**To be done**. Put the listing below, from its first line to the line with "field-value: My test" (both included), into a Markdown table with the columns Row and Line. Number each row and leave out blank lines.

***

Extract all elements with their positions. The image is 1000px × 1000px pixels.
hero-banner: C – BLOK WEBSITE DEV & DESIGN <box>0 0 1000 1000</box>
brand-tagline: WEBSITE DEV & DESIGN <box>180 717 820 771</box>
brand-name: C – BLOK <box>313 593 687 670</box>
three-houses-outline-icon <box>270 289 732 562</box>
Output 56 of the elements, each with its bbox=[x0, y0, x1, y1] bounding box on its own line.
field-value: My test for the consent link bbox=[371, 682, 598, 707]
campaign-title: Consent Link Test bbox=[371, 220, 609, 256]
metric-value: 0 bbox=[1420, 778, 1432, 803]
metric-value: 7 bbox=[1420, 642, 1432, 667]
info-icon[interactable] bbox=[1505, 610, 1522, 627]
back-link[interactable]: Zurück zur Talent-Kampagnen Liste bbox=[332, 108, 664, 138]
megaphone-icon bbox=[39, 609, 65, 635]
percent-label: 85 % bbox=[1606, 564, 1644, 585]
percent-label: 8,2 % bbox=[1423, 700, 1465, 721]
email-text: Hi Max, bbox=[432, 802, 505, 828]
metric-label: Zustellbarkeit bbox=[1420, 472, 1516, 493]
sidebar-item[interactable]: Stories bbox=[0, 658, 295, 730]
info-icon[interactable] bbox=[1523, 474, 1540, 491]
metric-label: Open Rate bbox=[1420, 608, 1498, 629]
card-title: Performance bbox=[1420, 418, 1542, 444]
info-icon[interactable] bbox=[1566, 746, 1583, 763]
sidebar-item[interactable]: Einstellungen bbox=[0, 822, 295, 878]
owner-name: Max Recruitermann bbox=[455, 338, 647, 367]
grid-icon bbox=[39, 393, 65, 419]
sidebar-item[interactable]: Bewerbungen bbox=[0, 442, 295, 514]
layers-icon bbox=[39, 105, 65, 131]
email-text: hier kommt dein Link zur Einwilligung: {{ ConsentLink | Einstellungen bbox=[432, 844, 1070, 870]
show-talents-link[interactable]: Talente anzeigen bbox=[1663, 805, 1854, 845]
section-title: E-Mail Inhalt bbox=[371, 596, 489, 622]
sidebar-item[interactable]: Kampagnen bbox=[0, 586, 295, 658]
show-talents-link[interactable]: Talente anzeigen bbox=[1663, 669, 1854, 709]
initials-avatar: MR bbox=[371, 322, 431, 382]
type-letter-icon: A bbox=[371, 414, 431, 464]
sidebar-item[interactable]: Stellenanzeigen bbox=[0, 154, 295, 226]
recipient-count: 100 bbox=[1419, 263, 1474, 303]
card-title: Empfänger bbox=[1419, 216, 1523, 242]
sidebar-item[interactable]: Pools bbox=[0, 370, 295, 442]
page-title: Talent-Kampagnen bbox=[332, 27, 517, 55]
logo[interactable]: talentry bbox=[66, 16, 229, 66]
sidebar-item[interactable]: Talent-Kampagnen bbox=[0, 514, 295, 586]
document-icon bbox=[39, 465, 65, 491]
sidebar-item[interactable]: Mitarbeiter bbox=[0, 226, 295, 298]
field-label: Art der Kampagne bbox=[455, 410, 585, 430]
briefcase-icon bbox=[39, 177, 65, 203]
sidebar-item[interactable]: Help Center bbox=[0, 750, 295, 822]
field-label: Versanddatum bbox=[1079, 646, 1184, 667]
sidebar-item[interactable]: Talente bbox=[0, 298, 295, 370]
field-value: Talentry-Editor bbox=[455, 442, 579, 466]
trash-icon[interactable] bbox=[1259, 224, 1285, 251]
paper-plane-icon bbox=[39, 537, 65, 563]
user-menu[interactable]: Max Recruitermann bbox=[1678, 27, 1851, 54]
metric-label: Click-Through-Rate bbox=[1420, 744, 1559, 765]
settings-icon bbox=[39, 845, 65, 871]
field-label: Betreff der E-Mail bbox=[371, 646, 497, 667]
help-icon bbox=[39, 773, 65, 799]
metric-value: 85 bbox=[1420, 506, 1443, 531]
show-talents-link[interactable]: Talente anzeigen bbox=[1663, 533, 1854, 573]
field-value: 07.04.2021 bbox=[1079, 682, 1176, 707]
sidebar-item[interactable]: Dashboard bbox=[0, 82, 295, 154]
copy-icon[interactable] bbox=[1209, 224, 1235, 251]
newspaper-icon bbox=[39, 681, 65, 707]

***

**Reply**.
| Row | Line |
|---|---|
| 1 | Extract all elements with their positions. The image is 1000px × 1000px pixels. |
| 2 | hero-banner: C – BLOK WEBSITE DEV & DESIGN <box>0 0 1000 1000</box> |
| 3 | brand-tagline: WEBSITE DEV & DESIGN <box>180 717 820 771</box> |
| 4 | brand-name: C – BLOK <box>313 593 687 670</box> |
| 5 | three-houses-outline-icon <box>270 289 732 562</box> |
| 6 | Output 56 of the elements, each with its bbox=[x0, y0, x1, y1] bounding box on its own line. |
| 7 | field-value: My test for the consent link bbox=[371, 682, 598, 707] |